_Requirements_
Transcribe the records below exactly.

[Dataset records]
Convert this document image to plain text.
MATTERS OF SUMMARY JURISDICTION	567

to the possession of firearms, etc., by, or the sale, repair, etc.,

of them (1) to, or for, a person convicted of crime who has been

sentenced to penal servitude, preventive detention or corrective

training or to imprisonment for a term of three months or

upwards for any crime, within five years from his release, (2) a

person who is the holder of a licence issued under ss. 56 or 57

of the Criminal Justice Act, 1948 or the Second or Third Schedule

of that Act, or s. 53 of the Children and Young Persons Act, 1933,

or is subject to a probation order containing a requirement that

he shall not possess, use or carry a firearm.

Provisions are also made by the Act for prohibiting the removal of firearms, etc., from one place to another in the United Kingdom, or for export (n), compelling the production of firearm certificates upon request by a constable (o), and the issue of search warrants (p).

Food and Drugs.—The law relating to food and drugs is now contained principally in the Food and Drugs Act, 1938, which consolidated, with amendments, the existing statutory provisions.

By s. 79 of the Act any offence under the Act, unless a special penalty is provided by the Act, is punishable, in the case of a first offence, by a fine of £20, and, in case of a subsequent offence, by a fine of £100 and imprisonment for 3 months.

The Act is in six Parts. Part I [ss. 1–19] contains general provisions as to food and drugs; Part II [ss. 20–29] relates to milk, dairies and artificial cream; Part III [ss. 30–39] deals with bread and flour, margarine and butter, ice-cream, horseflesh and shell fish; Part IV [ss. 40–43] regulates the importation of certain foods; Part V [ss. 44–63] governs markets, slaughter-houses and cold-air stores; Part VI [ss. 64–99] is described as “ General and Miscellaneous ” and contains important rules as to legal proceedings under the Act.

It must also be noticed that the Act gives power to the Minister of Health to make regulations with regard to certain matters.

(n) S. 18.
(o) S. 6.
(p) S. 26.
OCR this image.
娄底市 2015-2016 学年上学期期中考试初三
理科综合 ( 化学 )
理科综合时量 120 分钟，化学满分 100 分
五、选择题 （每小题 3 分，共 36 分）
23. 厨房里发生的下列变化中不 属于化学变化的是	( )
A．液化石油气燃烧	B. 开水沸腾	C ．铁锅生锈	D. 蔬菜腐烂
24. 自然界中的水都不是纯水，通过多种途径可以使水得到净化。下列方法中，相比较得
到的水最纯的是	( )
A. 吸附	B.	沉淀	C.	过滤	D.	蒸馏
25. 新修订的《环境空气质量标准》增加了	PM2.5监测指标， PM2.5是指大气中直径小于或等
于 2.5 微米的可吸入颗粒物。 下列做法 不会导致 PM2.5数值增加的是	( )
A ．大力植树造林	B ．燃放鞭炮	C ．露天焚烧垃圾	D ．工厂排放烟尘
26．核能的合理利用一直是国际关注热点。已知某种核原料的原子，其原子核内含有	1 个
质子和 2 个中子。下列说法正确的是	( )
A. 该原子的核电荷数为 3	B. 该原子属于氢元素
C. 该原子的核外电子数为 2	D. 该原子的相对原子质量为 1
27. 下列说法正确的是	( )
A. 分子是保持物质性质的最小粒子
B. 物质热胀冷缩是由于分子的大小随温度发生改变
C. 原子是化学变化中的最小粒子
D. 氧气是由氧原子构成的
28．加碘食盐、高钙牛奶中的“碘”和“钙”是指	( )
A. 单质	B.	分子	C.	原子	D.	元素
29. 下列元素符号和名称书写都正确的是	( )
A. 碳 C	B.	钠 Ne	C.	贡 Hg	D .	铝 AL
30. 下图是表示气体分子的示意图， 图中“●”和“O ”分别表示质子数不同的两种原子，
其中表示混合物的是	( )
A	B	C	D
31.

_Answer below_
Convert this document image to plain text.
MATTERS OF SUMMARY JURISDICTION	567

to the possession of firearms, etc., by, or the sale, repair, etc.,

of them (1) to, or for, a person convicted of crime who has been

sentenced to penal servitude, preventive detention or corrective

training or to imprisonment for a term of three months or

upwards for any crime, within five years from his release, (2) a

person who is the holder of a licence issued under ss. 56 or 57

of the Criminal Justice Act, 1948 or the Second or Third Schedule

of that Act, or s. 53 of the Children and Young Persons Act, 1933,

or is subject to a probation order containing a requirement that

he shall not possess, use or carry a firearm.

Provisions are also made by the Act for prohibiting the removal of firearms, etc., from one place to another in the United Kingdom, or for export (n), compelling the production of firearm certificates upon request by a constable (o), and the issue of search warrants (p).

Food and Drugs.—The law relating to food and drugs is now contained principally in the Food and Drugs Act, 1938, which consolidated, with amendments, the existing statutory provisions.

By s. 79 of the Act any offence under the Act, unless a special penalty is provided by the Act, is punishable, in the case of a first offence, by a fine of £20, and, in case of a subsequent offence, by a fine of £100 and imprisonment for 3 months.

The Act is in six Parts. Part I [ss. 1–19] contains general provisions as to food and drugs; Part II [ss. 20–29] relates to milk, dairies and artificial cream; Part III [ss. 30–39] deals with bread and flour, margarine and butter, ice-cream, horseflesh and shell fish; Part IV [ss. 40–43] regulates the importation of certain foods; Part V [ss. 44–63] governs markets, slaughter-houses and cold-air stores; Part VI [ss. 64–99] is described as “ General and Miscellaneous ” and contains important rules as to legal proceedings under the Act.

It must also be noticed that the Act gives power to the Minister of Health to make regulations with regard to certain matters.

(n) S. 18.
(o) S. 6.
(p) S. 26.
OCR this image.
娄底市 2015-2016 学年上学期期中考试初三
理科综合 ( 化学 )
理科综合时量 120 分钟，化学满分 100 分
五、选择题 （每小题 3 分，共 36 分）
23. 厨房里发生的下列变化中不 属于化学变化的是	( )
A．液化石油气燃烧	B. 开水沸腾	C ．铁锅生锈	D. 蔬菜腐烂
24. 自然界中的水都不是纯水，通过多种途径可以使水得到净化。下列方法中，相比较得
到的水最纯的是	( )
A. 吸附	B.	沉淀	C.	过滤	D.	蒸馏
25. 新修订的《环境空气质量标准》增加了	PM2.5监测指标， PM2.5是指大气中直径小于或等
于 2.5 微米的可吸入颗粒物。 下列做法 不会导致 PM2.5数值增加的是	( )
A ．大力植树造林	B ．燃放鞭炮	C ．露天焚烧垃圾	D ．工厂排放烟尘
26．核能的合理利用一直是国际关注热点。已知某种核原料的原子，其原子核内含有	1 个
质子和 2 个中子。下列说法正确的是	( )
A. 该原子的核电荷数为 3	B. 该原子属于氢元素
C. 该原子的核外电子数为 2	D. 该原子的相对原子质量为 1
27. 下列说法正确的是	( )
A. 分子是保持物质性质的最小粒子
B. 物质热胀冷缩是由于分子的大小随温度发生改变
C. 原子是化学变化中的最小粒子
D. 氧气是由氧原子构成的
28．加碘食盐、高钙牛奶中的“碘”和“钙”是指	( )
A. 单质	B.	分子	C.	原子	D.	元素
29. 下列元素符号和名称书写都正确的是	( )
A. 碳 C	B.	钠 Ne	C.	贡 Hg	D .	铝 AL
30. 下图是表示气体分子的示意图， 图中“●”和“O ”分别表示质子数不同的两种原子，
其中表示混合物的是	( )
A	B	C	D
31.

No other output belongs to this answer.